Start of RECORD SET

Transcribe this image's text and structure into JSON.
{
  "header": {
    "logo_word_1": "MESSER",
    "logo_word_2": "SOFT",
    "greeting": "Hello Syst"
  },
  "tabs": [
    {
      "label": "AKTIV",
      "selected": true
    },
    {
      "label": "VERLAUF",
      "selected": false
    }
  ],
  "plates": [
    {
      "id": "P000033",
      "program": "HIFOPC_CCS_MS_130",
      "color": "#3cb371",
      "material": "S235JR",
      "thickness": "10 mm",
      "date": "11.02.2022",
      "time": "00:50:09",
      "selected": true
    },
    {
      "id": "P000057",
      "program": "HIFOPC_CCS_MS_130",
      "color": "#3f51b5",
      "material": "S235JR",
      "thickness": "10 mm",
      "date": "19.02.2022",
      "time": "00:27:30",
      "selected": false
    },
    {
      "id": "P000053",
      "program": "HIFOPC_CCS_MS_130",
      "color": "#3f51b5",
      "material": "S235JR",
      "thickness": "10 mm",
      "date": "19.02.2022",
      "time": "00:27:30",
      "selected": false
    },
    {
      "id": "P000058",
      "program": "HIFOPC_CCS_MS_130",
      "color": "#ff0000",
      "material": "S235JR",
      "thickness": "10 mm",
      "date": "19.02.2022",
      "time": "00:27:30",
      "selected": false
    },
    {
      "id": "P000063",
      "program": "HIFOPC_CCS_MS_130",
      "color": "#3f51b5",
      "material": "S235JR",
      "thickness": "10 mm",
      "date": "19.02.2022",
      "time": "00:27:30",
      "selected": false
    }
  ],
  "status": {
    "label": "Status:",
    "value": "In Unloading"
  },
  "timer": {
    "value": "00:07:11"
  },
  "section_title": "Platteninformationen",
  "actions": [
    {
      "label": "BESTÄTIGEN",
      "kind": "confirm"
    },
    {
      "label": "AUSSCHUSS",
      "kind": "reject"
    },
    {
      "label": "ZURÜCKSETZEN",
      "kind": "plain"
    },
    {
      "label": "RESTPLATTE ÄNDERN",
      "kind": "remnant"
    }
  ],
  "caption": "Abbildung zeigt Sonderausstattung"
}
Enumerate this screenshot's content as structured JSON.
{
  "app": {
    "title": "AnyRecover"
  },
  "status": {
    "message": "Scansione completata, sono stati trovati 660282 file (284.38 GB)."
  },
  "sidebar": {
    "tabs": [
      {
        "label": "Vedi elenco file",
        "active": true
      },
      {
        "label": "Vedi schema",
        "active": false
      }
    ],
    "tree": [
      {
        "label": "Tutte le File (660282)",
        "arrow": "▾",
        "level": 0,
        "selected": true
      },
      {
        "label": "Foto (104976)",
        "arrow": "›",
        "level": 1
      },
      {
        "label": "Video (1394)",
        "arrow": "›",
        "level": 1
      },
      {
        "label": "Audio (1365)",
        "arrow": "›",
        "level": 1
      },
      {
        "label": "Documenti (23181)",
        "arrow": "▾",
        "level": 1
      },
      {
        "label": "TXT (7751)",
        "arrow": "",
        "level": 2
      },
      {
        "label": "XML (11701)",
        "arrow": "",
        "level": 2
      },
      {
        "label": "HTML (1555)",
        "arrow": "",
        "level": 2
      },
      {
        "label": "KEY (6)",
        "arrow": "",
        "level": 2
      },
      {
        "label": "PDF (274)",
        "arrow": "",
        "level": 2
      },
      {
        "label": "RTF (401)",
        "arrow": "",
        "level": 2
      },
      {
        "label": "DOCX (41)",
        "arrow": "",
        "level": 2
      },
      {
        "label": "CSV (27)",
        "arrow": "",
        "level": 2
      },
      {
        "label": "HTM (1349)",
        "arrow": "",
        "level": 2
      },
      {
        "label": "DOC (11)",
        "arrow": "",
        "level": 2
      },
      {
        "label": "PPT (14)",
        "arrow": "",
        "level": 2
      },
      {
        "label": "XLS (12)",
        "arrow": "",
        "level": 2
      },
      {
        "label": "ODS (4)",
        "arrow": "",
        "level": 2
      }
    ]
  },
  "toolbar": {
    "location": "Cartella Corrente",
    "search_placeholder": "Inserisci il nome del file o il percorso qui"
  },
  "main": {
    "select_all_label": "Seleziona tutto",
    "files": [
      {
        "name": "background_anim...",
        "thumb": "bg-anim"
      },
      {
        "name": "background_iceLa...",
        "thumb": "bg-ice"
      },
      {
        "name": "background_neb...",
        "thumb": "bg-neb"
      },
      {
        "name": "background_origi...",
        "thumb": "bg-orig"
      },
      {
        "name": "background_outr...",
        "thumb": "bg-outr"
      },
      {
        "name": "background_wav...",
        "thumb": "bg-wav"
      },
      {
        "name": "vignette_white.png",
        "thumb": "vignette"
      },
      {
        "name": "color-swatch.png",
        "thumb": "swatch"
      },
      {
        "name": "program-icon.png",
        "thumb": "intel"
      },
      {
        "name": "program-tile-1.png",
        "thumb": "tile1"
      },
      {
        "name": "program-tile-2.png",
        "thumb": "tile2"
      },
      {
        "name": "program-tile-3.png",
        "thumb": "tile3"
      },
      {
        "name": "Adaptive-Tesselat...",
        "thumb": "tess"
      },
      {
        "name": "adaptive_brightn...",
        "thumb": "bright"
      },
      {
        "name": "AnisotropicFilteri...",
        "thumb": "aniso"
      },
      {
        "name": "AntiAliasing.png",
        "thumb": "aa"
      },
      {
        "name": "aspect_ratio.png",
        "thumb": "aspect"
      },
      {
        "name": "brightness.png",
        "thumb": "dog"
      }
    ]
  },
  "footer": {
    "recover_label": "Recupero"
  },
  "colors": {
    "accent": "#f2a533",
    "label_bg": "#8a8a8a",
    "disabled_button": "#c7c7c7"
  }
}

End of RECORD SET

> **REQUIRED TASK**: Would you reproduce all the entries exactly?

> **RESPONSE BELOW**:
Transcribe this image's text and structure into JSON.
{
  "header": {
    "logo_word_1": "MESSER",
    "logo_word_2": "SOFT",
    "greeting": "Hello Syst"
  },
  "tabs": [
    {
      "label": "AKTIV",
      "selected": true
    },
    {
      "label": "VERLAUF",
      "selected": false
    }
  ],
  "plates": [
    {
      "id": "P000033",
      "program": "HIFOPC_CCS_MS_130",
      "color": "#3cb371",
      "material": "S235JR",
      "thickness": "10 mm",
      "date": "11.02.2022",
      "time": "00:50:09",
      "selected": true
    },
    {
      "id": "P000057",
      "program": "HIFOPC_CCS_MS_130",
      "color": "#3f51b5",
      "material": "S235JR",
      "thickness": "10 mm",
      "date": "19.02.2022",
      "time": "00:27:30",
      "selected": false
    },
    {
      "id": "P000053",
      "program": "HIFOPC_CCS_MS_130",
      "color": "#3f51b5",
      "material": "S235JR",
      "thickness": "10 mm",
      "date": "19.02.2022",
      "time": "00:27:30",
      "selected": false
    },
    {
      "id": "P000058",
      "program": "HIFOPC_CCS_MS_130",
      "color": "#ff0000",
      "material": "S235JR",
      "thickness": "10 mm",
      "date": "19.02.2022",
      "time": "00:27:30",
      "selected": false
    },
    {
      "id": "P000063",
      "program": "HIFOPC_CCS_MS_130",
      "color": "#3f51b5",
      "material": "S235JR",
      "thickness": "10 mm",
      "date": "19.02.2022",
      "time": "00:27:30",
      "selected": false
    }
  ],
  "status": {
    "label": "Status:",
    "value": "In Unloading"
  },
  "timer": {
    "value": "00:07:11"
  },
  "section_title": "Platteninformationen",
  "actions": [
    {
      "label": "BESTÄTIGEN",
      "kind": "confirm"
    },
    {
      "label": "AUSSCHUSS",
      "kind": "reject"
    },
    {
      "label": "ZURÜCKSETZEN",
      "kind": "plain"
    },
    {
      "label": "RESTPLATTE ÄNDERN",
      "kind": "remnant"
    }
  ],
  "caption": "Abbildung zeigt Sonderausstattung"
}
Enumerate this screenshot's content as structured JSON.
{
  "app": {
    "title": "AnyRecover"
  },
  "status": {
    "message": "Scansione completata, sono stati trovati 660282 file (284.38 GB)."
  },
  "sidebar": {
    "tabs": [
      {
        "label": "Vedi elenco file",
        "active": true
      },
      {
        "label": "Vedi schema",
        "active": false
      }
    ],
    "tree": [
      {
        "label": "Tutte le File (660282)",
        "arrow": "▾",
        "level": 0,
        "selected": true
      },
      {
        "label": "Foto (104976)",
        "arrow": "›",
        "level": 1
      },
      {
        "label": "Video (1394)",
        "arrow": "›",
        "level": 1
      },
      {
        "label": "Audio (1365)",
        "arrow": "›",
        "level": 1
      },
      {
        "label": "Documenti (23181)",
        "arrow": "▾",
        "level": 1
      },
      {
        "label": "TXT (7751)",
        "arrow": "",
        "level": 2
      },
      {
        "label": "XML (11701)",
        "arrow": "",
        "level": 2
      },
      {
        "label": "HTML (1555)",
        "arrow": "",
        "level": 2
      },
      {
        "label": "KEY (6)",
        "arrow": "",
        "level": 2
      },
      {
        "label": "PDF (274)",
        "arrow": "",
        "level": 2
      },
      {
        "label": "RTF (401)",
        "arrow": "",
        "level": 2
      },
      {
        "label": "DOCX (41)",
        "arrow": "",
        "level": 2
      },
      {
        "label": "CSV (27)",
        "arrow": "",
        "level": 2
      },
      {
        "label": "HTM (1349)",
        "arrow": "",
        "level": 2
      },
      {
        "label": "DOC (11)",
        "arrow": "",
        "level": 2
      },
      {
        "label": "PPT (14)",
        "arrow": "",
        "level": 2
      },
      {
        "label": "XLS (12)",
        "arrow": "",
        "level": 2
      },
      {
        "label": "ODS (4)",
        "arrow": "",
        "level": 2
      }
    ]
  },
  "toolbar": {
    "location": "Cartella Corrente",
    "search_placeholder": "Inserisci il nome del file o il percorso qui"
  },
  "main": {
    "select_all_label": "Seleziona tutto",
    "files": [
      {
        "name": "background_anim...",
        "thumb": "bg-anim"
      },
      {
        "name": "background_iceLa...",
        "thumb": "bg-ice"
      },
      {
        "name": "background_neb...",
        "thumb": "bg-neb"
      },
      {
        "name": "background_origi...",
        "thumb": "bg-orig"
      },
      {
        "name": "background_outr...",
        "thumb": "bg-outr"
      },
      {
        "name": "background_wav...",
        "thumb": "bg-wav"
      },
      {
        "name": "vignette_white.png",
        "thumb": "vignette"
      },
      {
        "name": "color-swatch.png",
        "thumb": "swatch"
      },
      {
        "name": "program-icon.png",
        "thumb": "intel"
      },
      {
        "name": "program-tile-1.png",
        "thumb": "tile1"
      },
      {
        "name": "program-tile-2.png",
        "thumb": "tile2"
      },
      {
        "name": "program-tile-3.png",
        "thumb": "tile3"
      },
      {
        "name": "Adaptive-Tesselat...",
        "thumb": "tess"
      },
      {
        "name": "adaptive_brightn...",
        "thumb": "bright"
      },
      {
        "name": "AnisotropicFilteri...",
        "thumb": "aniso"
      },
      {
        "name": "AntiAliasing.png",
        "thumb": "aa"
      },
      {
        "name": "aspect_ratio.png",
        "thumb": "aspect"
      },
      {
        "name": "brightness.png",
        "thumb": "dog"
      }
    ]
  },
  "footer": {
    "recover_label": "Recupero"
  },
  "colors": {
    "accent": "#f2a533",
    "label_bg": "#8a8a8a",
    "disabled_button": "#c7c7c7"
  }
}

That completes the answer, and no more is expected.